WHAT IS ASKED >>
Show all lines that include the string "caption"; copy each one.

------ DATA EXTRACT

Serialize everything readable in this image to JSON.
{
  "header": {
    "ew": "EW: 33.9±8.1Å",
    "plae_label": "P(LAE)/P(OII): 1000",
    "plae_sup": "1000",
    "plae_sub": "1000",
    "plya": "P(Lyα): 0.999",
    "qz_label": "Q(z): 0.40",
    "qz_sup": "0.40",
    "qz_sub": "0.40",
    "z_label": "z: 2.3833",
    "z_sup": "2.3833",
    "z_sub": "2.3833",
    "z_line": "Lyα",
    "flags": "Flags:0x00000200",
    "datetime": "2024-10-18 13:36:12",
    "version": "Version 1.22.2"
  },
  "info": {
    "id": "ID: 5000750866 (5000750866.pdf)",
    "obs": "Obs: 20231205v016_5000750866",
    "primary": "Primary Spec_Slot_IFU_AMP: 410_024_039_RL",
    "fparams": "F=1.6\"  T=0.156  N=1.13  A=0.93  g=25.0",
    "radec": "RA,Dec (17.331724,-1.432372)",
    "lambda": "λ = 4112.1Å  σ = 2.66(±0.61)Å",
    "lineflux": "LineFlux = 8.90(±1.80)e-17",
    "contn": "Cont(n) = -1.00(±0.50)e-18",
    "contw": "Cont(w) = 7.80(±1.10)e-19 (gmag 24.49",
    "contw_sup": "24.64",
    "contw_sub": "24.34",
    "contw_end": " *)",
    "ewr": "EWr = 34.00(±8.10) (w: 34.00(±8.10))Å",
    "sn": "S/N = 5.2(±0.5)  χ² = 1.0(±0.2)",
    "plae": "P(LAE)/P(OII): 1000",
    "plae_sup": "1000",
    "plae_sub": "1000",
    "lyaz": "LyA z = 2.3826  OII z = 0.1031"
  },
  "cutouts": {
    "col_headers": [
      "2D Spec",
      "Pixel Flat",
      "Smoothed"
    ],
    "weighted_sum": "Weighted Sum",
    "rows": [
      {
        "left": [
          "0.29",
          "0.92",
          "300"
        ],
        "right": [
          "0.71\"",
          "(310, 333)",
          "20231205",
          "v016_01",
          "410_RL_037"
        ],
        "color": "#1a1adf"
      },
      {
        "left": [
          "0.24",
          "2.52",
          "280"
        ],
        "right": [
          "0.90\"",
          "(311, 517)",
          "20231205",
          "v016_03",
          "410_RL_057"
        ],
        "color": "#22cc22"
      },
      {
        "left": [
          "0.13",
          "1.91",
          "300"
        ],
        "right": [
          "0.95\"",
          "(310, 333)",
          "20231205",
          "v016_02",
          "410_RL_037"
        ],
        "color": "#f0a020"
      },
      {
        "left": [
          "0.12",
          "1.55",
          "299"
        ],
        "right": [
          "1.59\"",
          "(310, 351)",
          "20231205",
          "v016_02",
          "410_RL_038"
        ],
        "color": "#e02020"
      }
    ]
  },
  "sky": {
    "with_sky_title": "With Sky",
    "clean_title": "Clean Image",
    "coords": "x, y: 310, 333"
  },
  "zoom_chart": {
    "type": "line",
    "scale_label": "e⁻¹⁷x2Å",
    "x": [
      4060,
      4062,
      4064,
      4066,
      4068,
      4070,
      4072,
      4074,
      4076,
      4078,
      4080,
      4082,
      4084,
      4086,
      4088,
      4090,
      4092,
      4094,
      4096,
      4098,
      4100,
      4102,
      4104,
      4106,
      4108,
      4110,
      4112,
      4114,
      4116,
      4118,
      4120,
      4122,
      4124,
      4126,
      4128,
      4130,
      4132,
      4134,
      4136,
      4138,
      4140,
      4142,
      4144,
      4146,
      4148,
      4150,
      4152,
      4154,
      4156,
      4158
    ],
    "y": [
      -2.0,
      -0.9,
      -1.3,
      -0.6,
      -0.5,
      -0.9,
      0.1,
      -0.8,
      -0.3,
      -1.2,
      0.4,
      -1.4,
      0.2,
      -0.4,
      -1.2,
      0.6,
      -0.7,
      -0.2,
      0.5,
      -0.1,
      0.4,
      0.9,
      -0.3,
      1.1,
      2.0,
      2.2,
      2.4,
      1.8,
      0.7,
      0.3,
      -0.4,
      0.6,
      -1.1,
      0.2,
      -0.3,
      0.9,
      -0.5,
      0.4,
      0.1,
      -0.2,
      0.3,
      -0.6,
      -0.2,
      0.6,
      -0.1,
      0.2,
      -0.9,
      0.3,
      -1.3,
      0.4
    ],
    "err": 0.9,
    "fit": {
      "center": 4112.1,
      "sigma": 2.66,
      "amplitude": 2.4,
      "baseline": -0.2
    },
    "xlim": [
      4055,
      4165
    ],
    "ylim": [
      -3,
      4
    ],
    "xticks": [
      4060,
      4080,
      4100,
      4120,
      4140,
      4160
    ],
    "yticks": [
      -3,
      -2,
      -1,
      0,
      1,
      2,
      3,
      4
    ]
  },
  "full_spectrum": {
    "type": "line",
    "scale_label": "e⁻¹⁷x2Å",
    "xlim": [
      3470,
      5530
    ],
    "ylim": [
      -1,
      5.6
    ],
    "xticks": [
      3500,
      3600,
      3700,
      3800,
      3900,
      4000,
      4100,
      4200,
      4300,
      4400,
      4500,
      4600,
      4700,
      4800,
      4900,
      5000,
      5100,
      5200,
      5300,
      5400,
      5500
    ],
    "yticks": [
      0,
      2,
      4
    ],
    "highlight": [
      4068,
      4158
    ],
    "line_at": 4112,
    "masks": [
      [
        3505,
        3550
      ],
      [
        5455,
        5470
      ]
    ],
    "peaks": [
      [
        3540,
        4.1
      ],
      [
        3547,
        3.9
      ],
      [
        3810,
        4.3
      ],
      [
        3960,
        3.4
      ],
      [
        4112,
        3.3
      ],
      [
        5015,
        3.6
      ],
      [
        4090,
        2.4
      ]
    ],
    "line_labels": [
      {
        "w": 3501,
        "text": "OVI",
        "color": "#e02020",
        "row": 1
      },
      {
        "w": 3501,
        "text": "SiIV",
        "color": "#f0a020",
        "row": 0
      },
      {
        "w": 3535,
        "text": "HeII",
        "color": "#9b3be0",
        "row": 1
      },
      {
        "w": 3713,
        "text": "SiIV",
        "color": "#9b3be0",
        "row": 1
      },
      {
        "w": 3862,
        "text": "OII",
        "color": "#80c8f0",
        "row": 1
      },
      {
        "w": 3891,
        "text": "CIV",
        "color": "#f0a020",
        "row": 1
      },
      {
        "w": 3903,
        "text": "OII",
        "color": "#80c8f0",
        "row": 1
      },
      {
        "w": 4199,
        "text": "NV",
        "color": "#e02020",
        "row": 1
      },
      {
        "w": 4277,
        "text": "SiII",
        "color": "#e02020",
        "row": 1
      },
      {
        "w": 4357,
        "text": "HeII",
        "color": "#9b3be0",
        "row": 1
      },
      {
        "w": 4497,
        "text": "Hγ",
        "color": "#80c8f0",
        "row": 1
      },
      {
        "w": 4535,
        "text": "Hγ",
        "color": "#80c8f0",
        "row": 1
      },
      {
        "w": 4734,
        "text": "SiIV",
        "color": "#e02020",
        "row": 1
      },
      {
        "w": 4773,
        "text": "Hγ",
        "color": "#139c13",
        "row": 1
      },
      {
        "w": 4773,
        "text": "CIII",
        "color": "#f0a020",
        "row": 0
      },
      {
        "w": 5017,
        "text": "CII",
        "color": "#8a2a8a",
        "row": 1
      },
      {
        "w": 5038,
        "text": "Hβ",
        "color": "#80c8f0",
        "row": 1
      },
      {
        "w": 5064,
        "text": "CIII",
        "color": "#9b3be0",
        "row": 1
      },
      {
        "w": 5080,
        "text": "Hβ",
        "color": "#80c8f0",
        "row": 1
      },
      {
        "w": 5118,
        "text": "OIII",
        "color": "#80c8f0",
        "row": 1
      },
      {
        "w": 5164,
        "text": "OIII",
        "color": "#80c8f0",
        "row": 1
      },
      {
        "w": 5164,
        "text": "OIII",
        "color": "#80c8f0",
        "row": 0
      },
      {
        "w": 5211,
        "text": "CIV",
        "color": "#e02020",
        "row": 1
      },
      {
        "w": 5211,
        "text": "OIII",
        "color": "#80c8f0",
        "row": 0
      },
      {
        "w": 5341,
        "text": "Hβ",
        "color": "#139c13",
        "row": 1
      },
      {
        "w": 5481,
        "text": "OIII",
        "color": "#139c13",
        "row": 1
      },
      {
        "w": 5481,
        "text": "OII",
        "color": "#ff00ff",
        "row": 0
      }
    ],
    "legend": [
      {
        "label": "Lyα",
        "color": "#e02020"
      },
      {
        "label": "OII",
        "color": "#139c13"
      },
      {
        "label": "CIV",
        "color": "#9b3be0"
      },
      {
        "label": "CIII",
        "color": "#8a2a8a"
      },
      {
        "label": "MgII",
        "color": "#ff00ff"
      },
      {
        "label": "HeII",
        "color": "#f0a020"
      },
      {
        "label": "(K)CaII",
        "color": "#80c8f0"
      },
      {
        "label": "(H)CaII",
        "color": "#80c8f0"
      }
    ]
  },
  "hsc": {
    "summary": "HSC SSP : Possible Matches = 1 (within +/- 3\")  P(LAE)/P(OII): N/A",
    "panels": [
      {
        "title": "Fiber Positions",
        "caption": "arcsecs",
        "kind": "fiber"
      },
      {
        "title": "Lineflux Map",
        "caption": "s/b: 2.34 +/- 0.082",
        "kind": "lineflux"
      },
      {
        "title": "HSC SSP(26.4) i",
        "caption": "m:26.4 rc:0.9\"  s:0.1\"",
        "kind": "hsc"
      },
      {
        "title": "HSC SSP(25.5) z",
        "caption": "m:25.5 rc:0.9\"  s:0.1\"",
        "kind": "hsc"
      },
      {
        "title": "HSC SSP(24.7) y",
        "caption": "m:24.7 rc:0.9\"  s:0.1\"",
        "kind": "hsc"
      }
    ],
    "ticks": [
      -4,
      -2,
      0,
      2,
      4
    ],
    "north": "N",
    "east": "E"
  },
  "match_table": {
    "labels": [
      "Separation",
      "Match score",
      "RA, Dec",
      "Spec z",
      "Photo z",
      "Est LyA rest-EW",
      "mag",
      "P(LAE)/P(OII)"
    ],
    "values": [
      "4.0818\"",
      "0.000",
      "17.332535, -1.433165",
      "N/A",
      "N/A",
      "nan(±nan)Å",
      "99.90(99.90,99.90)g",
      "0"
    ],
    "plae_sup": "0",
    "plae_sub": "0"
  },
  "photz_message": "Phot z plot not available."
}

------------

ANSWER IN FULL >>
        "caption": "arcsecs",
        "caption": "s/b: 2.34 +/- 0.082",
        "caption": "m:26.4 rc:0.9\"  s:0.1\"",
        "caption": "m:25.5 rc:0.9\"  s:0.1\"",
        "caption": "m:24.7 rc:0.9\"  s:0.1\"",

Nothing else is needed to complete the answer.